Given records:
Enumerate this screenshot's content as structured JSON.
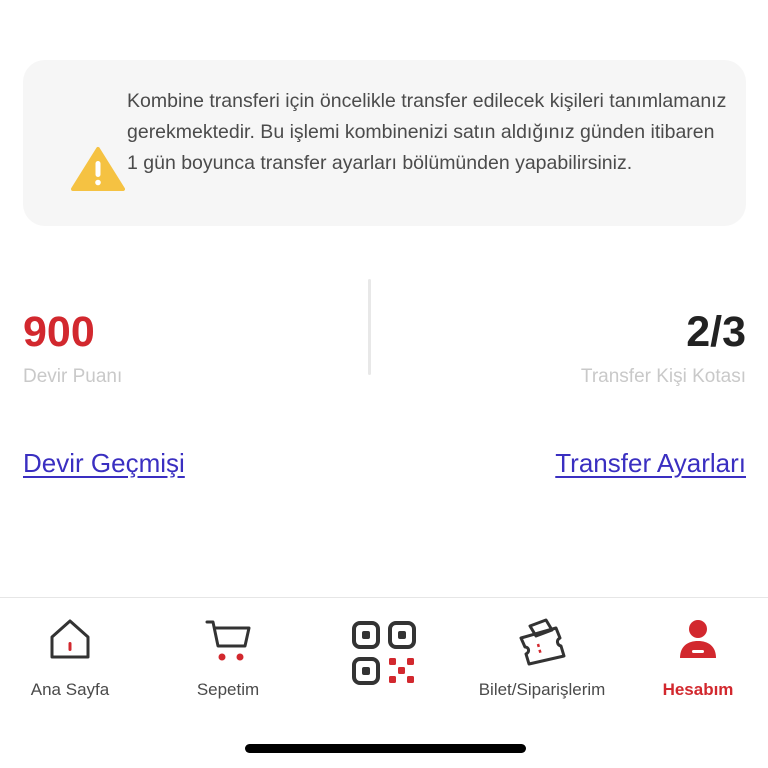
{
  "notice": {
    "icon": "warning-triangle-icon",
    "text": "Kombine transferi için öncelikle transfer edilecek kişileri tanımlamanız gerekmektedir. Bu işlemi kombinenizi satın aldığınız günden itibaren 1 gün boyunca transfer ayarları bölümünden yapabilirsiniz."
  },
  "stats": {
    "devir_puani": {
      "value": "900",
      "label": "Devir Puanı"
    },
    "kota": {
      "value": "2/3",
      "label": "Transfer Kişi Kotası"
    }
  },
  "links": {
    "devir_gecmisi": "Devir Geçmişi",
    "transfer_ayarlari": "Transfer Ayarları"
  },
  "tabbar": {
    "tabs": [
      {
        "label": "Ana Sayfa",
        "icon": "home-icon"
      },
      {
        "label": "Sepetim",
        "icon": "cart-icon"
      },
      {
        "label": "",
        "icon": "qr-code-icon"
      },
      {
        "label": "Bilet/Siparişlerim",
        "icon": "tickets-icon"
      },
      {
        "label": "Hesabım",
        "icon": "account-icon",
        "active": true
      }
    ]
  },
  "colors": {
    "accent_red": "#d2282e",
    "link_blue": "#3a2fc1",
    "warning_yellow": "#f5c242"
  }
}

Goal:
Without the pictures, write out the whole listing above exactly as it appears.

Answer below:
Enumerate this screenshot's content as structured JSON.
{
  "notice": {
    "icon": "warning-triangle-icon",
    "text": "Kombine transferi için öncelikle transfer edilecek kişileri tanımlamanız gerekmektedir. Bu işlemi kombinenizi satın aldığınız günden itibaren 1 gün boyunca transfer ayarları bölümünden yapabilirsiniz."
  },
  "stats": {
    "devir_puani": {
      "value": "900",
      "label": "Devir Puanı"
    },
    "kota": {
      "value": "2/3",
      "label": "Transfer Kişi Kotası"
    }
  },
  "links": {
    "devir_gecmisi": "Devir Geçmişi",
    "transfer_ayarlari": "Transfer Ayarları"
  },
  "tabbar": {
    "tabs": [
      {
        "label": "Ana Sayfa",
        "icon": "home-icon"
      },
      {
        "label": "Sepetim",
        "icon": "cart-icon"
      },
      {
        "label": "",
        "icon": "qr-code-icon"
      },
      {
        "label": "Bilet/Siparişlerim",
        "icon": "tickets-icon"
      },
      {
        "label": "Hesabım",
        "icon": "account-icon",
        "active": true
      }
    ]
  },
  "colors": {
    "accent_red": "#d2282e",
    "link_blue": "#3a2fc1",
    "warning_yellow": "#f5c242"
  }
}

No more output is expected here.